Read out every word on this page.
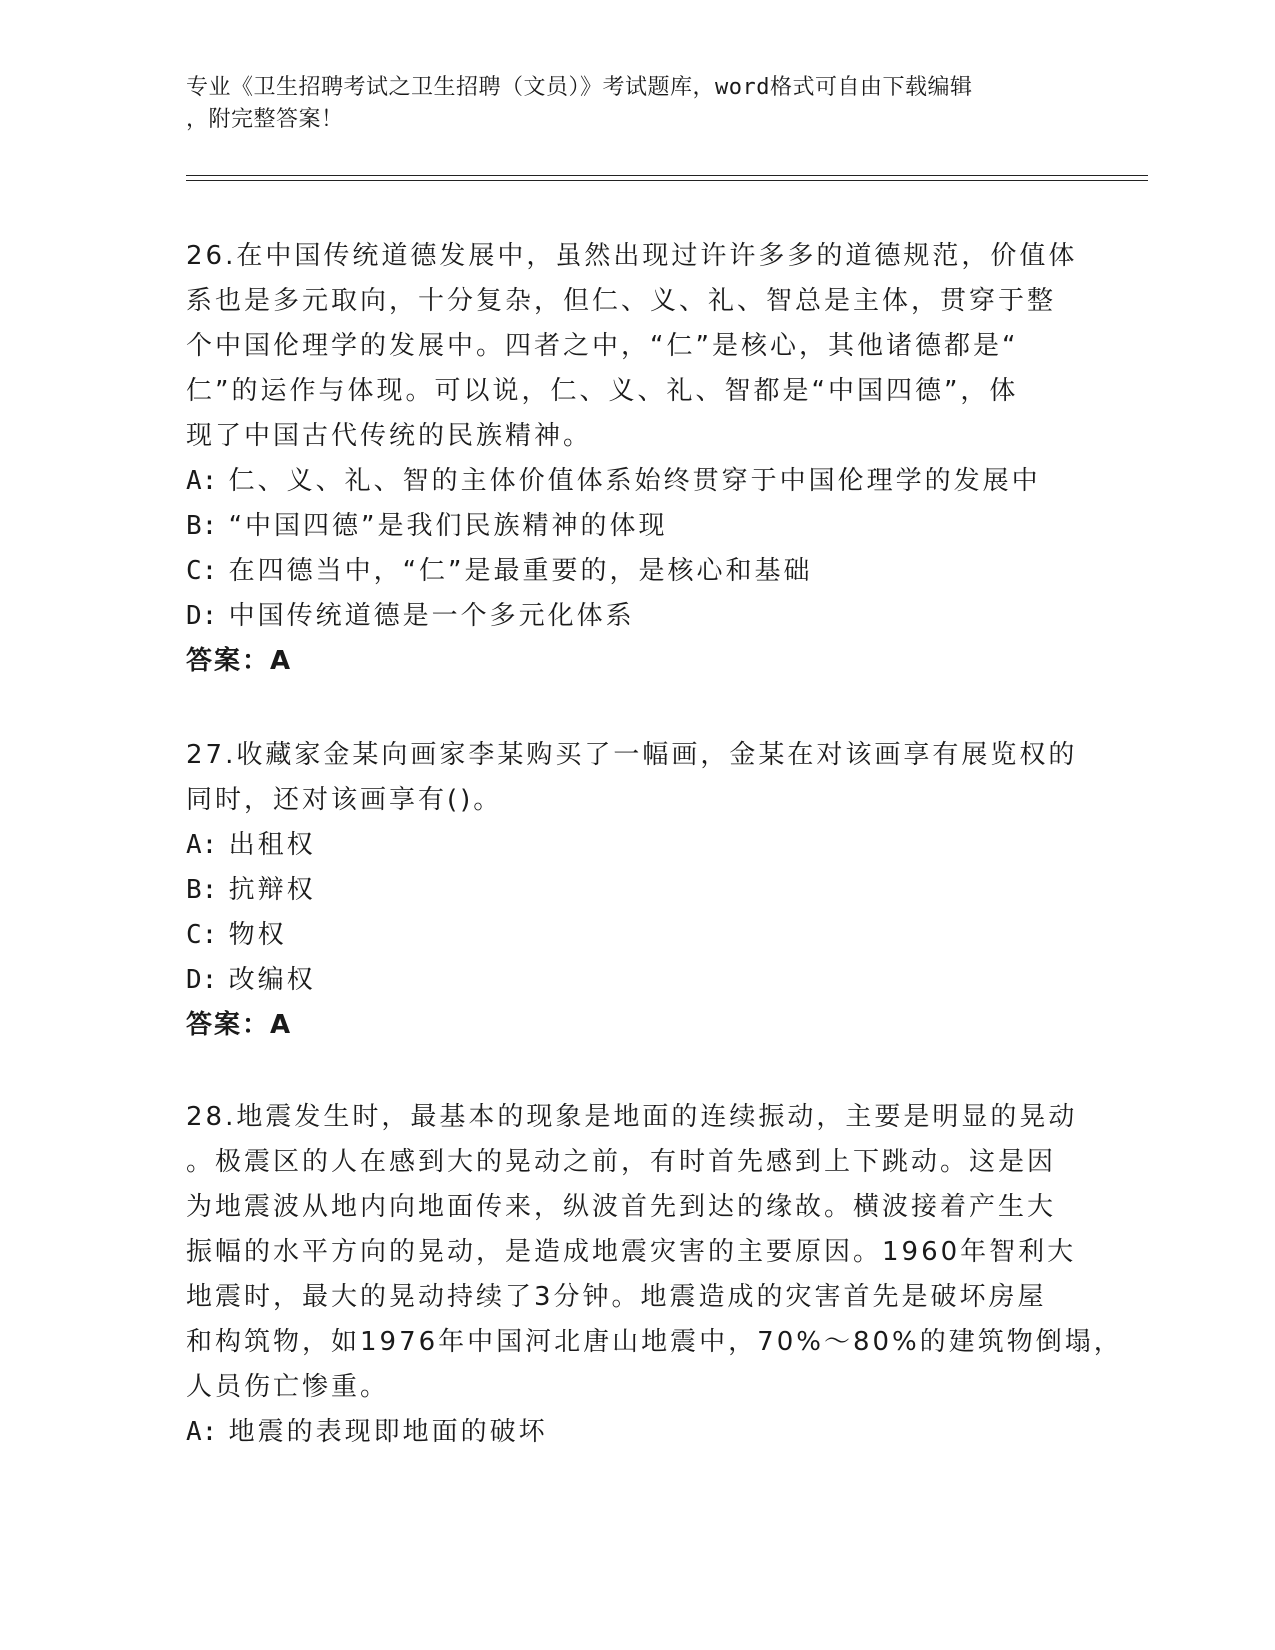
专业《卫生招聘考试之卫生招聘（文员）》考试题库，word格式可自由下载编辑
，附完整答案！
26.在中国传统道德发展中，虽然出现过许许多多的道德规范，价值体
系也是多元取向，十分复杂，但仁、义、礼、智总是主体，贯穿于整
个中国伦理学的发展中。四者之中，“仁”是核心，其他诸德都是“
仁”的运作与体现。可以说，仁、义、礼、智都是“中国四德”，体
现了中国古代传统的民族精神。
A: 仁、义、礼、智的主体价值体系始终贯穿于中国伦理学的发展中
B: “中国四德”是我们民族精神的体现
C: 在四德当中，“仁”是最重要的，是核心和基础
D: 中国传统道德是一个多元化体系
答案：A
27.收藏家金某向画家李某购买了一幅画，金某在对该画享有展览权的
同时，还对该画享有()。
A: 出租权
B: 抗辩权
C: 物权
D: 改编权
答案：A
28.地震发生时，最基本的现象是地面的连续振动，主要是明显的晃动
。极震区的人在感到大的晃动之前，有时首先感到上下跳动。这是因
为地震波从地内向地面传来，纵波首先到达的缘故。横波接着产生大
振幅的水平方向的晃动，是造成地震灾害的主要原因。1960年智利大
地震时，最大的晃动持续了3分钟。地震造成的灾害首先是破坏房屋
和构筑物，如1976年中国河北唐山地震中，70%～80%的建筑物倒塌，
人员伤亡惨重。
A: 地震的表现即地面的破坏
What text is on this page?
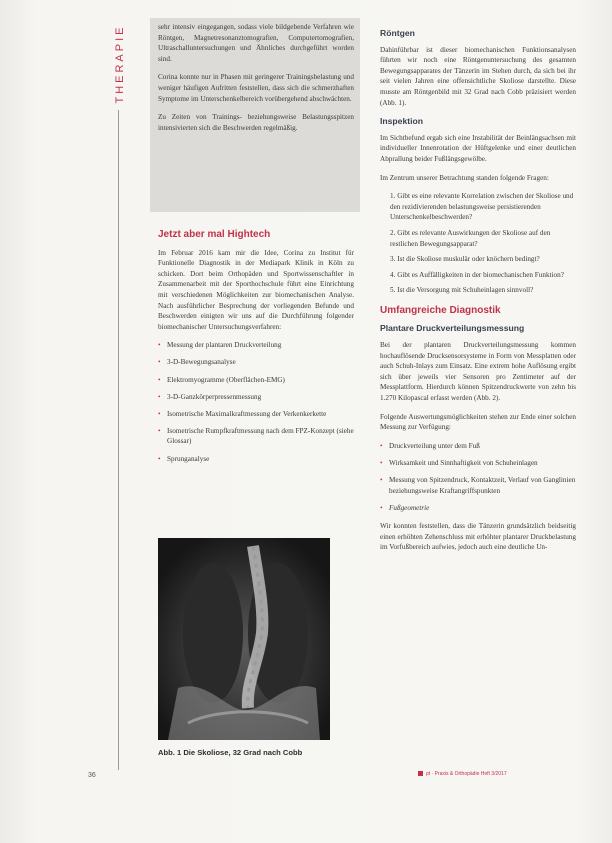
THERAPIE	sehr intensiv eingegangen, sodass viele bildgebende Verfahren wie Röntgen, Magnetresonanztomografien, Computertomografien, Ultraschalluntersuchungen und Ähnliches durchgeführt worden sind.

Corina konnte nur in Phasen mit geringerer Trainingsbelastung und weniger häufigen Aufritten feststellen, dass sich die schmerzhaften Symptome im Unterschenkelbereich vorübergehend abschwächten.

Zu Zeiten von Trainings- beziehungsweise Belastungsspitzen intensivierten sich die Beschwerden regelmäßig.

Jetzt aber mal Hightech

Im Februar 2016 kam mir die Idee, Corina zu Institut für Funktionelle Diagnostik in der Mediapark Klinik in Köln zu schicken. Dort beim Orthopäden und Sportwissenschaftler in Zusammenarbeit mit der Sporthochschule führt eine Einrichtung mit verschiedenen Möglichkeiten zur biomechanischen Analyse. Nach ausführlicher Besprechung der vorliegenden Befunde und Beschwerden einigten wir uns auf die Durchführung folgender biomechanischer Untersuchungsverfahren:

• Messung der plantaren Druckverteilung
• 3-D-Bewegungsanalyse
• Elektromyogramme (Oberflächen-EMG)
• 3-D-Ganzkörperpressenmessung
• Isometrische Maximalkraftmessung der Verkenkerkette
• Isometrische Rumpfkraftmessung nach dem FPZ-Konzept (siehe Glossar)
• Sprunganalyse
Abb. 1 Die Skoliose, 32 Grad nach Cobb
36
Röntgen

Dahinführbar ist dieser biomechanischen Funktionsanalysen führten wir noch eine Röntgenuntersuchung des gesamten Bewegungsapparates der Tänzerin im Stehen durch, da sich bei ihr seit vielen Jahren eine offensichtliche Skoliose darstellte. Diese musste am Röntgenbild mit 32 Grad nach Cobb präzisiert werden (Abb. 1).

Inspektion

Im Sichtbefund ergab sich eine Instabilität der Beinlängsachsen mit individueller Innenrotation der Hüftgelenke und einer deutlichen Abprallung beider Fußlängsgewölbe.

Im Zentrum unserer Betrachtung standen folgende Fragen:

1. Gibt es eine relevante Korrelation zwischen der Skoliose und den rezidivierenden belastungsweise persistierenden Unterschenkelbeschwerden?
2. Gibt es relevante Auswirkungen der Skoliose auf den restlichen Bewegungsapparat?
3. Ist die Skoliose muskulär oder knöchern bedingt?
4. Gibt es Auffälligkeiten in der biomechanischen Funktion?
5. Ist die Versorgung mit Schuheinlagen sinnvoll?
Umfangreiche Diagnostik
Plantare Druckverteilungsmessung

Bei der plantaren Druckverteilungsmessung kommen hochauflösende Drucksensorsysteme in Form von Messplatten oder auch Schuh-Inlays zum Einsatz. Eine extrem hohe Auflösung ergibt sich über jeweils vier Sensoren pro Zentimeter auf der Messplattform. Hierdurch können Spitzendruckwerte von zehn bis 1.270 Kilopascal erfasst werden (Abb. 2).

Folgende Auswertungsmöglichkeiten stehen zur Ende einer solchen Messung zur Verfügung:

• Druckverteilung unter dem Fuß
• Wirksamkeit und Sinnhaftigkeit von Schuheinlagen
• Messung von Spitzendruck, Kontaktzeit, Verlauf von Ganglinien beziehungsweise Kraftangriffspunkten
• Fußgeometrie

Wir konnten feststellen, dass die Tänzerin grundsätzlich beidseitig einen erhöhten Zehenschluss mit erhöhter plantarer Druckbelastung im Vorfußbereich aufwies, jedoch auch eine deutliche Un-

pt · Praxis & Orthopädie Heft 3/2017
..........
Task objective:
Reproduce the material in its entirety and word for word, without the pictures.

Right answer:
Read out every word on this page.
专业《卫生招聘考试之卫生招聘（文员）》考试题库，word格式可自由下载编辑
，附完整答案！
26.在中国传统道德发展中，虽然出现过许许多多的道德规范，价值体
系也是多元取向，十分复杂，但仁、义、礼、智总是主体，贯穿于整
个中国伦理学的发展中。四者之中，“仁”是核心，其他诸德都是“
仁”的运作与体现。可以说，仁、义、礼、智都是“中国四德”，体
现了中国古代传统的民族精神。
A: 仁、义、礼、智的主体价值体系始终贯穿于中国伦理学的发展中
B: “中国四德”是我们民族精神的体现
C: 在四德当中，“仁”是最重要的，是核心和基础
D: 中国传统道德是一个多元化体系
答案：A
27.收藏家金某向画家李某购买了一幅画，金某在对该画享有展览权的
同时，还对该画享有()。
A: 出租权
B: 抗辩权
C: 物权
D: 改编权
答案：A
28.地震发生时，最基本的现象是地面的连续振动，主要是明显的晃动
。极震区的人在感到大的晃动之前，有时首先感到上下跳动。这是因
为地震波从地内向地面传来，纵波首先到达的缘故。横波接着产生大
振幅的水平方向的晃动，是造成地震灾害的主要原因。1960年智利大
地震时，最大的晃动持续了3分钟。地震造成的灾害首先是破坏房屋
和构筑物，如1976年中国河北唐山地震中，70%～80%的建筑物倒塌，
人员伤亡惨重。
A: 地震的表现即地面的破坏
What text is on this page?
THERAPIE	sehr intensiv eingegangen, sodass viele bildgebende Verfahren wie Röntgen, Magnetresonanztomografien, Computertomografien, Ultraschalluntersuchungen und Ähnliches durchgeführt worden sind.

Corina konnte nur in Phasen mit geringerer Trainingsbelastung und weniger häufigen Aufritten feststellen, dass sich die schmerzhaften Symptome im Unterschenkelbereich vorübergehend abschwächten.

Zu Zeiten von Trainings- beziehungsweise Belastungsspitzen intensivierten sich die Beschwerden regelmäßig.

Jetzt aber mal Hightech

Im Februar 2016 kam mir die Idee, Corina zu Institut für Funktionelle Diagnostik in der Mediapark Klinik in Köln zu schicken. Dort beim Orthopäden und Sportwissenschaftler in Zusammenarbeit mit der Sporthochschule führt eine Einrichtung mit verschiedenen Möglichkeiten zur biomechanischen Analyse. Nach ausführlicher Besprechung der vorliegenden Befunde und Beschwerden einigten wir uns auf die Durchführung folgender biomechanischer Untersuchungsverfahren:

• Messung der plantaren Druckverteilung
• 3-D-Bewegungsanalyse
• Elektromyogramme (Oberflächen-EMG)
• 3-D-Ganzkörperpressenmessung
• Isometrische Maximalkraftmessung der Verkenkerkette
• Isometrische Rumpfkraftmessung nach dem FPZ-Konzept (siehe Glossar)
• Sprunganalyse
Abb. 1 Die Skoliose, 32 Grad nach Cobb
36
Röntgen

Dahinführbar ist dieser biomechanischen Funktionsanalysen führten wir noch eine Röntgenuntersuchung des gesamten Bewegungsapparates der Tänzerin im Stehen durch, da sich bei ihr seit vielen Jahren eine offensichtliche Skoliose darstellte. Diese musste am Röntgenbild mit 32 Grad nach Cobb präzisiert werden (Abb. 1).

Inspektion

Im Sichtbefund ergab sich eine Instabilität der Beinlängsachsen mit individueller Innenrotation der Hüftgelenke und einer deutlichen Abprallung beider Fußlängsgewölbe.

Im Zentrum unserer Betrachtung standen folgende Fragen:

1. Gibt es eine relevante Korrelation zwischen der Skoliose und den rezidivierenden belastungsweise persistierenden Unterschenkelbeschwerden?
2. Gibt es relevante Auswirkungen der Skoliose auf den restlichen Bewegungsapparat?
3. Ist die Skoliose muskulär oder knöchern bedingt?
4. Gibt es Auffälligkeiten in der biomechanischen Funktion?
5. Ist die Versorgung mit Schuheinlagen sinnvoll?
Umfangreiche Diagnostik
Plantare Druckverteilungsmessung

Bei der plantaren Druckverteilungsmessung kommen hochauflösende Drucksensorsysteme in Form von Messplatten oder auch Schuh-Inlays zum Einsatz. Eine extrem hohe Auflösung ergibt sich über jeweils vier Sensoren pro Zentimeter auf der Messplattform. Hierdurch können Spitzendruckwerte von zehn bis 1.270 Kilopascal erfasst werden (Abb. 2).

Folgende Auswertungsmöglichkeiten stehen zur Ende einer solchen Messung zur Verfügung:

• Druckverteilung unter dem Fuß
• Wirksamkeit und Sinnhaftigkeit von Schuheinlagen
• Messung von Spitzendruck, Kontaktzeit, Verlauf von Ganglinien beziehungsweise Kraftangriffspunkten
• Fußgeometrie

Wir konnten feststellen, dass die Tänzerin grundsätzlich beidseitig einen erhöhten Zehenschluss mit erhöhter plantarer Druckbelastung im Vorfußbereich aufwies, jedoch auch eine deutliche Un-

pt · Praxis & Orthopädie Heft 3/2017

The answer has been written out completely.